* [Input rows]
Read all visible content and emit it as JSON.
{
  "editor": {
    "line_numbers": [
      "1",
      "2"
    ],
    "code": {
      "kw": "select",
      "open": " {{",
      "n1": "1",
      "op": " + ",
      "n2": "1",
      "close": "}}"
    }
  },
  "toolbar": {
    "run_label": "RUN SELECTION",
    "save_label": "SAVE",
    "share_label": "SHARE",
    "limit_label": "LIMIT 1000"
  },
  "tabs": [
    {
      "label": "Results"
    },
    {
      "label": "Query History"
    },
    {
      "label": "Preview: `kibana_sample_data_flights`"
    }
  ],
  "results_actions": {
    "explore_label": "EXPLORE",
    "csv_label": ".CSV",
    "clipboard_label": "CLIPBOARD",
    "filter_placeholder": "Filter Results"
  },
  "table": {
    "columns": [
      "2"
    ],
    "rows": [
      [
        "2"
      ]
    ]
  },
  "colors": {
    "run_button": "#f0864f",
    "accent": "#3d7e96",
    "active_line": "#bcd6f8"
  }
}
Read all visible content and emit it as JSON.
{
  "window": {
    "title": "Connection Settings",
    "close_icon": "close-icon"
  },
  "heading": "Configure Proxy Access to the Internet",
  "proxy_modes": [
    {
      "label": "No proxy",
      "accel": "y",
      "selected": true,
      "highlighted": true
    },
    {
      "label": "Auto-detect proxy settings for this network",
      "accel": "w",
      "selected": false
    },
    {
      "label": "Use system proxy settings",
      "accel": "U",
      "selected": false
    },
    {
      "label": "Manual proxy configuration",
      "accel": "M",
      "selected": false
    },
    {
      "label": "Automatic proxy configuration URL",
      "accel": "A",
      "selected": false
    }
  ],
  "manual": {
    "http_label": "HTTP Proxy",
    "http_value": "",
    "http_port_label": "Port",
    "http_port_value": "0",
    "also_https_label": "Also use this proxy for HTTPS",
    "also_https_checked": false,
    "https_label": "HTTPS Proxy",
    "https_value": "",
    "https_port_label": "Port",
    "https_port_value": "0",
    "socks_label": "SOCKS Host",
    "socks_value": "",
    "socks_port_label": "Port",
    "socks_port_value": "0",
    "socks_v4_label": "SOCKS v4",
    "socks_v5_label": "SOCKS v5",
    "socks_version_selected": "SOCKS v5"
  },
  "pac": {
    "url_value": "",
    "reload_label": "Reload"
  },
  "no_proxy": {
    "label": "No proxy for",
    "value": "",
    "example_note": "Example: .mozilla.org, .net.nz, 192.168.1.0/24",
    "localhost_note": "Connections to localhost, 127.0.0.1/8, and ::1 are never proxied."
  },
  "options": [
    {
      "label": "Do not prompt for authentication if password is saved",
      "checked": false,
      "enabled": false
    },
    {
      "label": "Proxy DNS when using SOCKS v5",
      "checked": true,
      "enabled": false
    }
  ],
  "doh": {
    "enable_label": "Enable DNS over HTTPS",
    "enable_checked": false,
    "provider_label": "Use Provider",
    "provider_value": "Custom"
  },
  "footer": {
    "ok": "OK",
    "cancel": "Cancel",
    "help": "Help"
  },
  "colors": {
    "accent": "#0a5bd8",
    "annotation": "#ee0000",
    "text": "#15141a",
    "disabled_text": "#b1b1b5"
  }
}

* [Given task] Take the material above and return all of it exactly.

* [Full response]
Read all visible content and emit it as JSON.
{
  "editor": {
    "line_numbers": [
      "1",
      "2"
    ],
    "code": {
      "kw": "select",
      "open": " {{",
      "n1": "1",
      "op": " + ",
      "n2": "1",
      "close": "}}"
    }
  },
  "toolbar": {
    "run_label": "RUN SELECTION",
    "save_label": "SAVE",
    "share_label": "SHARE",
    "limit_label": "LIMIT 1000"
  },
  "tabs": [
    {
      "label": "Results"
    },
    {
      "label": "Query History"
    },
    {
      "label": "Preview: `kibana_sample_data_flights`"
    }
  ],
  "results_actions": {
    "explore_label": "EXPLORE",
    "csv_label": ".CSV",
    "clipboard_label": "CLIPBOARD",
    "filter_placeholder": "Filter Results"
  },
  "table": {
    "columns": [
      "2"
    ],
    "rows": [
      [
        "2"
      ]
    ]
  },
  "colors": {
    "run_button": "#f0864f",
    "accent": "#3d7e96",
    "active_line": "#bcd6f8"
  }
}
Read all visible content and emit it as JSON.
{
  "window": {
    "title": "Connection Settings",
    "close_icon": "close-icon"
  },
  "heading": "Configure Proxy Access to the Internet",
  "proxy_modes": [
    {
      "label": "No proxy",
      "accel": "y",
      "selected": true,
      "highlighted": true
    },
    {
      "label": "Auto-detect proxy settings for this network",
      "accel": "w",
      "selected": false
    },
    {
      "label": "Use system proxy settings",
      "accel": "U",
      "selected": false
    },
    {
      "label": "Manual proxy configuration",
      "accel": "M",
      "selected": false
    },
    {
      "label": "Automatic proxy configuration URL",
      "accel": "A",
      "selected": false
    }
  ],
  "manual": {
    "http_label": "HTTP Proxy",
    "http_value": "",
    "http_port_label": "Port",
    "http_port_value": "0",
    "also_https_label": "Also use this proxy for HTTPS",
    "also_https_checked": false,
    "https_label": "HTTPS Proxy",
    "https_value": "",
    "https_port_label": "Port",
    "https_port_value": "0",
    "socks_label": "SOCKS Host",
    "socks_value": "",
    "socks_port_label": "Port",
    "socks_port_value": "0",
    "socks_v4_label": "SOCKS v4",
    "socks_v5_label": "SOCKS v5",
    "socks_version_selected": "SOCKS v5"
  },
  "pac": {
    "url_value": "",
    "reload_label": "Reload"
  },
  "no_proxy": {
    "label": "No proxy for",
    "value": "",
    "example_note": "Example: .mozilla.org, .net.nz, 192.168.1.0/24",
    "localhost_note": "Connections to localhost, 127.0.0.1/8, and ::1 are never proxied."
  },
  "options": [
    {
      "label": "Do not prompt for authentication if password is saved",
      "checked": false,
      "enabled": false
    },
    {
      "label": "Proxy DNS when using SOCKS v5",
      "checked": true,
      "enabled": false
    }
  ],
  "doh": {
    "enable_label": "Enable DNS over HTTPS",
    "enable_checked": false,
    "provider_label": "Use Provider",
    "provider_value": "Custom"
  },
  "footer": {
    "ok": "OK",
    "cancel": "Cancel",
    "help": "Help"
  },
  "colors": {
    "accent": "#0a5bd8",
    "annotation": "#ee0000",
    "text": "#15141a",
    "disabled_text": "#b1b1b5"
  }
}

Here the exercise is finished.